__Selected text__.
>> START

Because they are heavily insulated, I have not seen condensation on the walls. Drywall is screwed into plastic strips in the ICF forms, allowing the home to be plastered and finished like a more conventional home – no ugly, bare concrete walls. The only indication you have from inside that the house is not standard construction are the deep window wells and doorways – and the noise reduction and overall sturdiness of the home. ICF construction is also much more pest resistant – nothing eats or can chew its way in through concrete. (Termites can use the foam for nest material, so in termite prone areas, pretreated forms should be used.)
In winter, when I cover the windows with insulating cellular shades, it creates a cool microclimate in the window well which can lead to condensation if the blinds are kept closed too long and the HRV isn’t run. This is less of a problem in the south windows, more of one on the north windows. I’ve taken to applying a layer of insulating window plastic on the inside of the north windows at the beginning of the heating season. (In retrospect, we should have probably upgraded to the triple pane windows with argon fill on the north side of the house, instead of a good quality double pane.) Our window frames are vinyl to reduce heat loss from the home and prevent rot.
Warm in Winter, Cool in Summer
One of the primary reasons we chose Insulated Concrete Form construction was for its energy efficiency. Because the walls are uniformly insulated with a solid sheet of foam inside and out, there are no channels for air to seep through. You will not find hot and cold spots on an ICF wall. In stick built construction, your effective r-value is greatly diminished by air infiltration and heat transfer along wooden studs and around outlets and other wall penetrations where the fiberglass insulation does not fill the area completely (spray foam insulation is better, but you still have heat transfer along the studs).
Thermal images courtesy of Reward Wall Systems.
The amount of concrete used in the structure gives the home high thermal mass. This means that is holds temperature very well. Heat it up, and it stays warm – you don’t lose heat to the surroundings. Fill the house with cool night air in the summer and close it up during the day, and it stays cool. Windows at the east and west ends of the home allow us to take advantage of winds off Lake Michigan to flush warm air out of the home.
In addition to the concrete walls, we also have a TempCast wood burning masonry stove in the basement. Our masonry stove has primary and secondary combustion chambers and a serpentine flu surrounded by brickwork that captures the heat from the fire and slowly radiates it into the home. Unlike convention wood stoves, the masonry stove is fired with a short, hot fire once or twice a day, and then the flu is closed, trapping the heat within the masonry instead of sending it up the chimney. The masonry stove contributes additional thermal mass.
We do have a forced air system for air conditioning, primarily for humidity. How much we use it depends on the year. Could we get along without it? Possibly, but because of the tightness of the home I believe mold would become a significant problem. We have had no problems with cracked or shifting walls or leaks.

>> END

__Extracted data__.
>> START

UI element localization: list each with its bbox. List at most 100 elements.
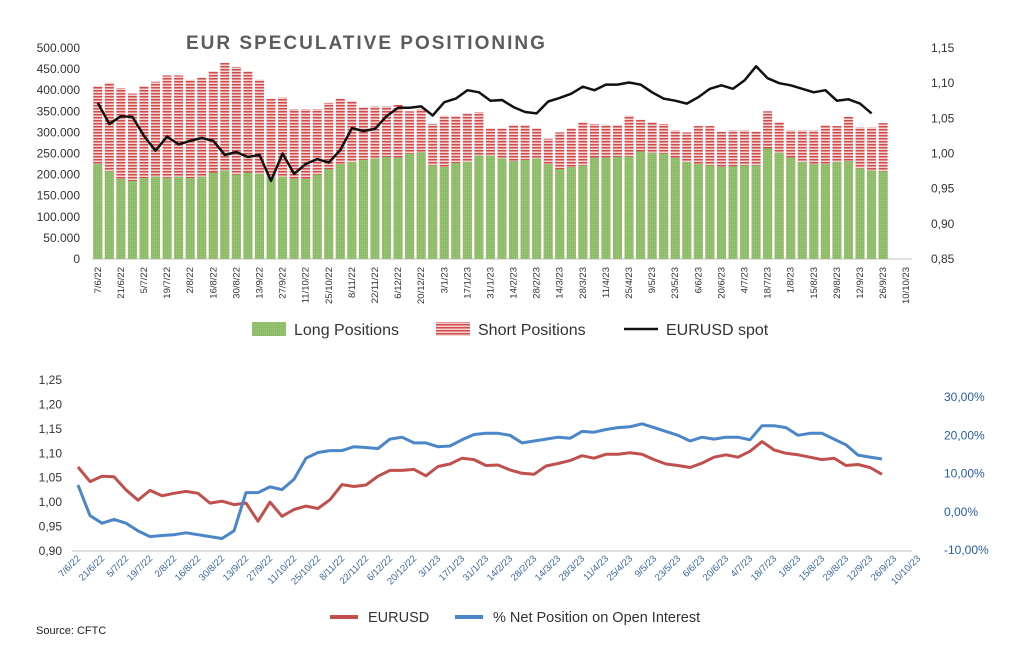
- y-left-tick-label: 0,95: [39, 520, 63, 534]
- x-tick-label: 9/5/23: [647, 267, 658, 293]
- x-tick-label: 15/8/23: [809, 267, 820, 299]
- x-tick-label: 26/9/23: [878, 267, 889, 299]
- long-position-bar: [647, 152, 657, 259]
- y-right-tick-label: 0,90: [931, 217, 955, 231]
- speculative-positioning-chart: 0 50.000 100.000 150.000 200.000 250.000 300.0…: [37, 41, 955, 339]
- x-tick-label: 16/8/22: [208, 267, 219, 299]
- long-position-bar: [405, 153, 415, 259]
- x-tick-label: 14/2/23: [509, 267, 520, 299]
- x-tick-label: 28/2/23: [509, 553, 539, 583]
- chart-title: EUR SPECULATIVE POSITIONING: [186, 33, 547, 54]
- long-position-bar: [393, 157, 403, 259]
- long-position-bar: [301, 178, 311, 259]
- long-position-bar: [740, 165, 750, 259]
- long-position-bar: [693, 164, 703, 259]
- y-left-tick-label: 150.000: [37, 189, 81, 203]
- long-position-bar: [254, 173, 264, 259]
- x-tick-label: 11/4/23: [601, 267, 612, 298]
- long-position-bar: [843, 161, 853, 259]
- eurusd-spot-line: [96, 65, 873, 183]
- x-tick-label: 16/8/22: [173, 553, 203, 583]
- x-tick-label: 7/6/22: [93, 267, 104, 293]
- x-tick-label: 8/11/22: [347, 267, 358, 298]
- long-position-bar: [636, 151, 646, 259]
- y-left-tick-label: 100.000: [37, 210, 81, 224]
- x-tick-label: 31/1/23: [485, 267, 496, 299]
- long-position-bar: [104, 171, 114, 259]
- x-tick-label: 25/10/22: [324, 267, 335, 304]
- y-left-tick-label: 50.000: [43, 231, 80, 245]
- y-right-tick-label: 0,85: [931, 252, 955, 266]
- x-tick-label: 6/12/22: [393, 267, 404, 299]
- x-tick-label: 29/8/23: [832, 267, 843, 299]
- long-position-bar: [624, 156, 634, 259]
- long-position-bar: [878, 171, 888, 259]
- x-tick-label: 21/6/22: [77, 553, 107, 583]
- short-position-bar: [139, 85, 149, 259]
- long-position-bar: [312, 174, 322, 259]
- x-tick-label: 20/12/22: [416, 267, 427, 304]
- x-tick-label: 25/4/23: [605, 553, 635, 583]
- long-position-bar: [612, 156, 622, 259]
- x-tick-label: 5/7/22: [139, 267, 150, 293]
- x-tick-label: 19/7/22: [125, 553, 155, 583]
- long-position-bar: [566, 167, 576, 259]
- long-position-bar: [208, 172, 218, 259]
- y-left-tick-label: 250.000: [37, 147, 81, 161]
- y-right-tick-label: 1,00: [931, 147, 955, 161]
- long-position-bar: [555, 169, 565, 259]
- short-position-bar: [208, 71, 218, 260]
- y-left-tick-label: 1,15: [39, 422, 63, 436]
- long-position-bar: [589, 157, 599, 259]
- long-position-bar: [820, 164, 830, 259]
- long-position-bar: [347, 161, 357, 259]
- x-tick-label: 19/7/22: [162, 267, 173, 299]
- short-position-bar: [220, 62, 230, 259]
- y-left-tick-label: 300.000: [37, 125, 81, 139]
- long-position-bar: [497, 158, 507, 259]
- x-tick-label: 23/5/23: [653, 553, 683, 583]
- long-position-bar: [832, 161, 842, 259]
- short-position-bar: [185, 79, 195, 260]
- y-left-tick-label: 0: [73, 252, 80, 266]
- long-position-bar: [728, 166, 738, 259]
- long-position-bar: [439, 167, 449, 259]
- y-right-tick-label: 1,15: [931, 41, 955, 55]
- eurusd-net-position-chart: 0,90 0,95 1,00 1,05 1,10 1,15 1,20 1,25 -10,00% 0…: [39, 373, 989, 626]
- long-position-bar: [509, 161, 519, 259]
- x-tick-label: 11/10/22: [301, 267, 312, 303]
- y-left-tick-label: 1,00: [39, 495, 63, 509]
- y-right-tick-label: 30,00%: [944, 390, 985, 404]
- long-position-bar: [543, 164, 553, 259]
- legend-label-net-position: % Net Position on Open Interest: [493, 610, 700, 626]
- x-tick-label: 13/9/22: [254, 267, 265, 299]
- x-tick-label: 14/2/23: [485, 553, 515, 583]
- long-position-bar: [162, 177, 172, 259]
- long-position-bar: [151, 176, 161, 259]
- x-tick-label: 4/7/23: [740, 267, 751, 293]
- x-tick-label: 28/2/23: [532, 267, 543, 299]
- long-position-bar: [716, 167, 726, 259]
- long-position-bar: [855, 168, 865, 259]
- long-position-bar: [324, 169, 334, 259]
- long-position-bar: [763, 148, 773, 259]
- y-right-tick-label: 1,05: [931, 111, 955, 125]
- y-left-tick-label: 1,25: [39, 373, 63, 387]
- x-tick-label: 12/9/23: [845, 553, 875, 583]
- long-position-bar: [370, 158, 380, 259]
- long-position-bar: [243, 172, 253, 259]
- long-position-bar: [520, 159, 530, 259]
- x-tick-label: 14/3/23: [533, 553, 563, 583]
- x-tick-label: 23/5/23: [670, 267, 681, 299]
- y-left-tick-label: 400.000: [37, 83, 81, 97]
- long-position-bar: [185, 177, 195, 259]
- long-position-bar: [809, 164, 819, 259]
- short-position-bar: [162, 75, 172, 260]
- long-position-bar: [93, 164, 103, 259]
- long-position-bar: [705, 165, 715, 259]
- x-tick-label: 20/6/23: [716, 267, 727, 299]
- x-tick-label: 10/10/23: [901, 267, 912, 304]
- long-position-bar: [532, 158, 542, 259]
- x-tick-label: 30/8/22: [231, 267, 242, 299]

>> END

__Job A__. Based on the passage on insulated concrete form construction, do these statements agree with it? (i) The home's window frames are made of vinyl. (ii) The masonry stove sits on the main floor of the house. (iii) The forced air system serves mainly for heating. For each, answer yes or no and quote the deciding words from the passage.
__Job B__. In the entries, swap "long-position-bar" for "net-long-bar" in the lines starting at "- y-left-tick-label: 0,95: [39, 520, 63, 534]" and ending at "- y-left-tick-label: 100.000: [37, 210, 81, 224]". Leave everything else unchanged, and return only those lines.

__Exercise response A__.
(i) Yes: "Our window frames are vinyl to reduce heat loss from the home and prevent rot."
(ii) No: "we also have a TempCast wood burning masonry stove in the basement."
(iii) No: "We do have a forced air system for air conditioning, primarily for humidity."

__Exercise response B__.
- y-left-tick-label: 0,95: [39, 520, 63, 534]
- x-tick-label: 9/5/23: [647, 267, 658, 293]
- x-tick-label: 15/8/23: [809, 267, 820, 299]
- x-tick-label: 26/9/23: [878, 267, 889, 299]
- net-long-bar: [647, 152, 657, 259]
- y-right-tick-label: 0,90: [931, 217, 955, 231]
- speculative-positioning-chart: 0 50.000 100.000 150.000 200.000 250.000 300.0…: [37, 41, 955, 339]
- x-tick-label: 16/8/22: [208, 267, 219, 299]
- net-long-bar: [405, 153, 415, 259]
- x-tick-label: 14/2/23: [509, 267, 520, 299]
- x-tick-label: 28/2/23: [509, 553, 539, 583]
- chart-title: EUR SPECULATIVE POSITIONING: [186, 33, 547, 54]
- net-long-bar: [393, 157, 403, 259]
- net-long-bar: [301, 178, 311, 259]
- net-long-bar: [740, 165, 750, 259]
- net-long-bar: [693, 164, 703, 259]
- y-left-tick-label: 150.000: [37, 189, 81, 203]
- net-long-bar: [254, 173, 264, 259]
- x-tick-label: 11/4/23: [601, 267, 612, 298]
- net-long-bar: [843, 161, 853, 259]
- eurusd-spot-line: [96, 65, 873, 183]
- x-tick-label: 16/8/22: [173, 553, 203, 583]
- x-tick-label: 7/6/22: [93, 267, 104, 293]
- x-tick-label: 8/11/22: [347, 267, 358, 298]
- net-long-bar: [636, 151, 646, 259]
- y-left-tick-label: 100.000: [37, 210, 81, 224]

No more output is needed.